→ Instructions for the task: Exactly as written, retype the listing below, omitting the pictures.
** start Given information **
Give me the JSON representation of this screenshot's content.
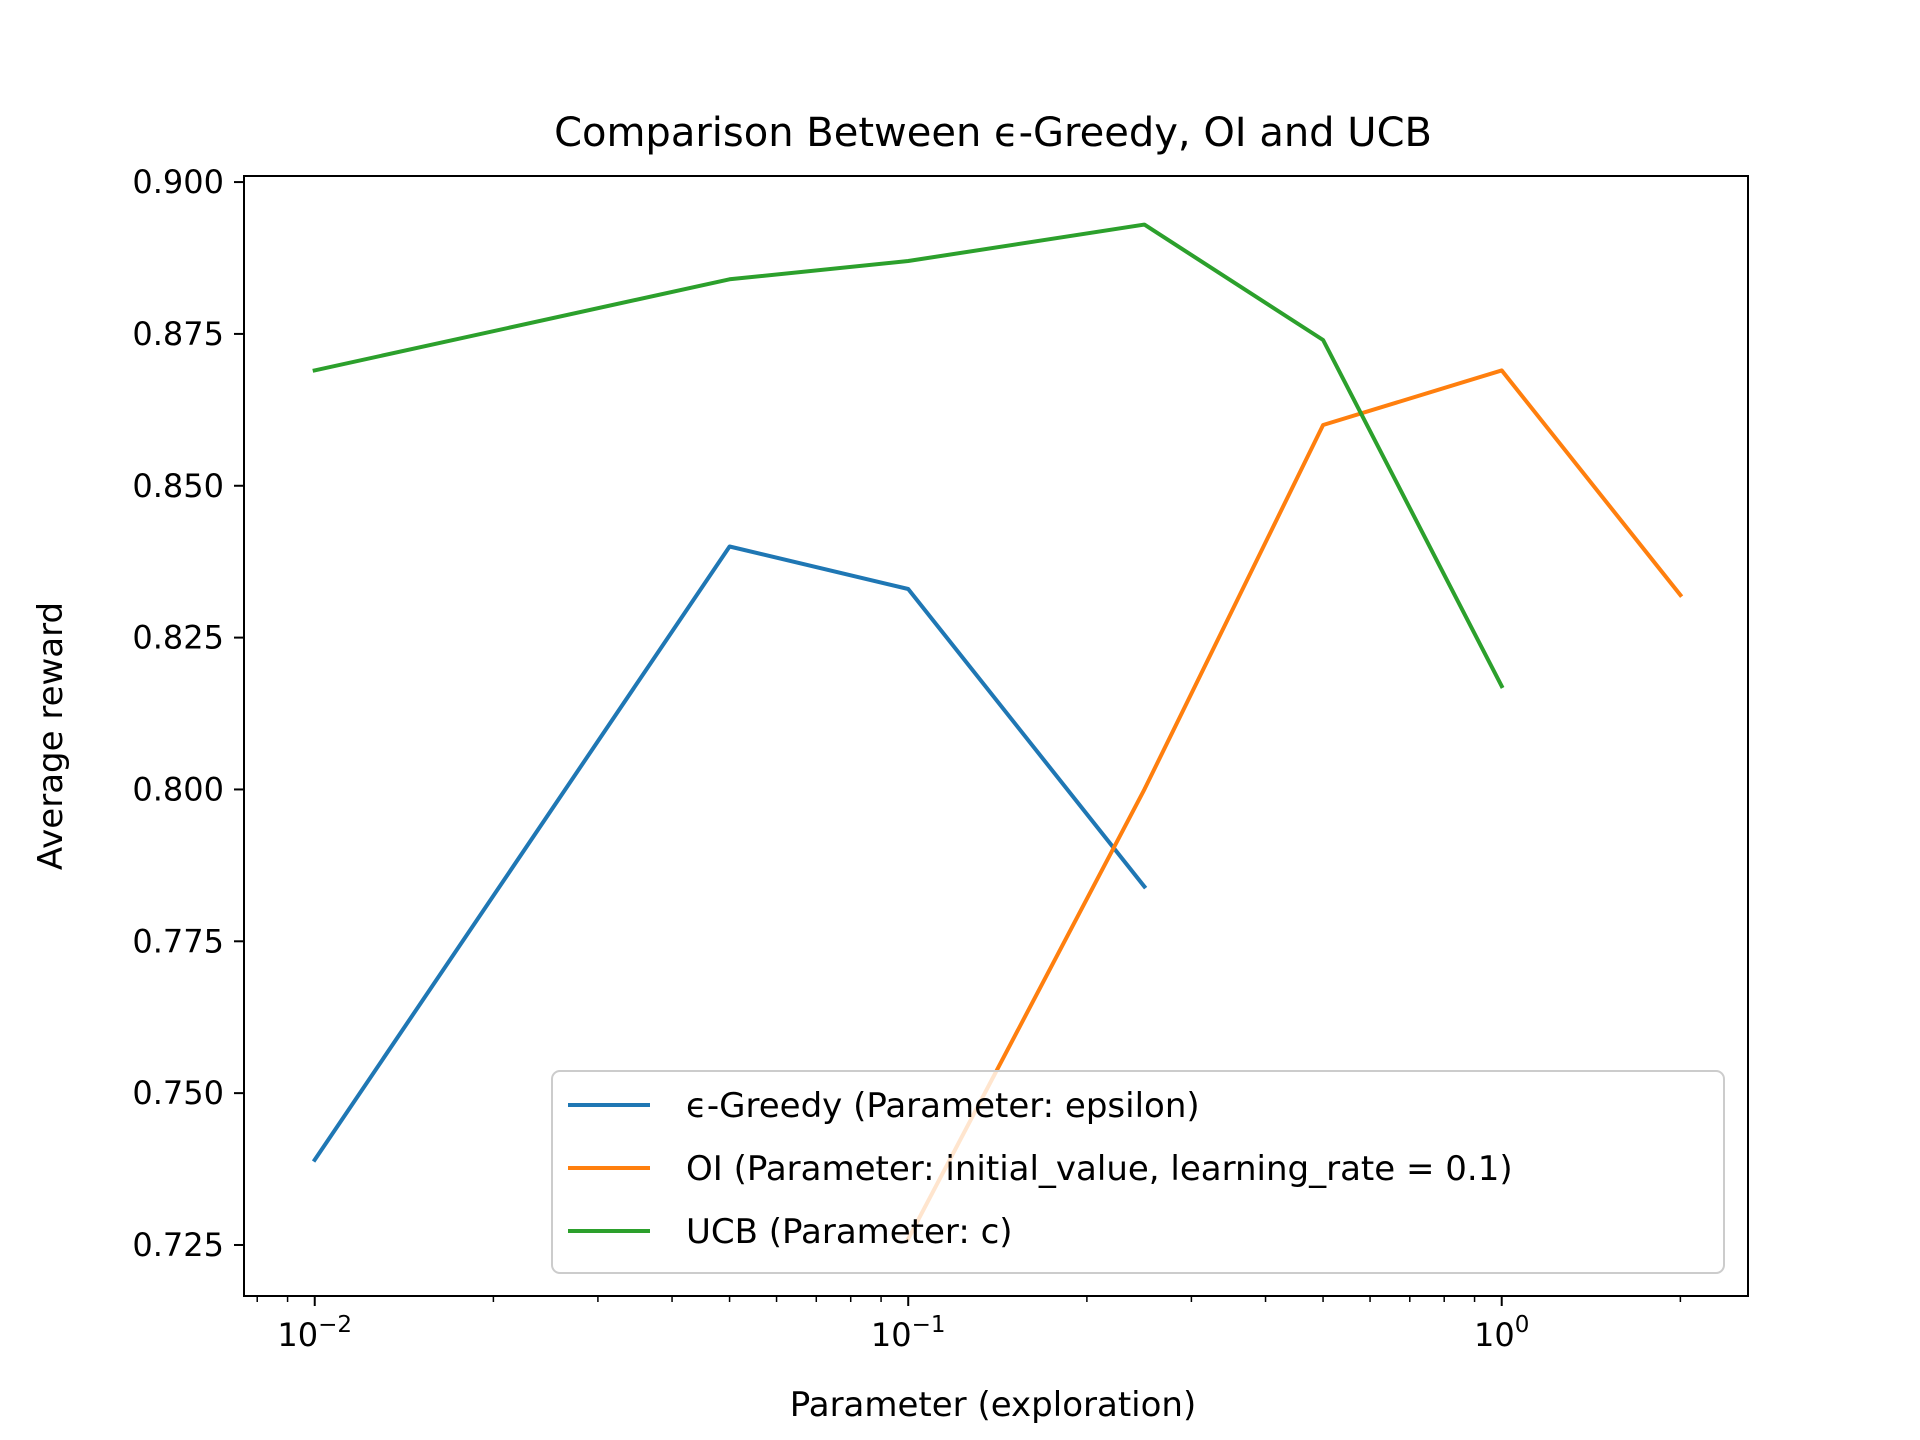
{
  "chart_data": {
    "type": "line",
    "title": "Comparison Between ϵ-Greedy, OI and UCB",
    "xlabel": "Parameter (exploration)",
    "ylabel": "Average reward",
    "xscale": "log",
    "xlim": [
      0.0076,
      2.6
    ],
    "ylim": [
      0.7166,
      0.901
    ],
    "x_ticks": [
      {
        "value": 0.01,
        "base": "10",
        "exp": "−2"
      },
      {
        "value": 0.1,
        "base": "10",
        "exp": "−1"
      },
      {
        "value": 1,
        "base": "10",
        "exp": "0"
      }
    ],
    "y_ticks": [
      {
        "value": 0.725,
        "label": "0.725"
      },
      {
        "value": 0.75,
        "label": "0.750"
      },
      {
        "value": 0.775,
        "label": "0.775"
      },
      {
        "value": 0.8,
        "label": "0.800"
      },
      {
        "value": 0.825,
        "label": "0.825"
      },
      {
        "value": 0.85,
        "label": "0.850"
      },
      {
        "value": 0.875,
        "label": "0.875"
      },
      {
        "value": 0.9,
        "label": "0.900"
      }
    ],
    "grid": false,
    "legend_position": "bottom-right",
    "series": [
      {
        "name": "ϵ-Greedy (Parameter: epsilon)",
        "color": "#1f77b4",
        "x": [
          0.01,
          0.05,
          0.1,
          0.25
        ],
        "y": [
          0.739,
          0.84,
          0.833,
          0.784
        ]
      },
      {
        "name": "OI (Parameter: initial_value, learning_rate = 0.1)",
        "color": "#ff7f0e",
        "x": [
          0.1,
          0.25,
          0.5,
          1,
          2
        ],
        "y": [
          0.726,
          0.8,
          0.86,
          0.869,
          0.832
        ]
      },
      {
        "name": "UCB (Parameter: c)",
        "color": "#2ca02c",
        "x": [
          0.01,
          0.05,
          0.1,
          0.25,
          0.5,
          1
        ],
        "y": [
          0.869,
          0.884,
          0.887,
          0.893,
          0.874,
          0.817
        ]
      }
    ]
  }
}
** end Given information **
→ Solution for this problem:
Give me the JSON representation of this screenshot's content.
{
  "chart_data": {
    "type": "line",
    "title": "Comparison Between ϵ-Greedy, OI and UCB",
    "xlabel": "Parameter (exploration)",
    "ylabel": "Average reward",
    "xscale": "log",
    "xlim": [
      0.0076,
      2.6
    ],
    "ylim": [
      0.7166,
      0.901
    ],
    "x_ticks": [
      {
        "value": 0.01,
        "base": "10",
        "exp": "−2"
      },
      {
        "value": 0.1,
        "base": "10",
        "exp": "−1"
      },
      {
        "value": 1,
        "base": "10",
        "exp": "0"
      }
    ],
    "y_ticks": [
      {
        "value": 0.725,
        "label": "0.725"
      },
      {
        "value": 0.75,
        "label": "0.750"
      },
      {
        "value": 0.775,
        "label": "0.775"
      },
      {
        "value": 0.8,
        "label": "0.800"
      },
      {
        "value": 0.825,
        "label": "0.825"
      },
      {
        "value": 0.85,
        "label": "0.850"
      },
      {
        "value": 0.875,
        "label": "0.875"
      },
      {
        "value": 0.9,
        "label": "0.900"
      }
    ],
    "grid": false,
    "legend_position": "bottom-right",
    "series": [
      {
        "name": "ϵ-Greedy (Parameter: epsilon)",
        "color": "#1f77b4",
        "x": [
          0.01,
          0.05,
          0.1,
          0.25
        ],
        "y": [
          0.739,
          0.84,
          0.833,
          0.784
        ]
      },
      {
        "name": "OI (Parameter: initial_value, learning_rate = 0.1)",
        "color": "#ff7f0e",
        "x": [
          0.1,
          0.25,
          0.5,
          1,
          2
        ],
        "y": [
          0.726,
          0.8,
          0.86,
          0.869,
          0.832
        ]
      },
      {
        "name": "UCB (Parameter: c)",
        "color": "#2ca02c",
        "x": [
          0.01,
          0.05,
          0.1,
          0.25,
          0.5,
          1
        ],
        "y": [
          0.869,
          0.884,
          0.887,
          0.893,
          0.874,
          0.817
        ]
      }
    ]
  }
}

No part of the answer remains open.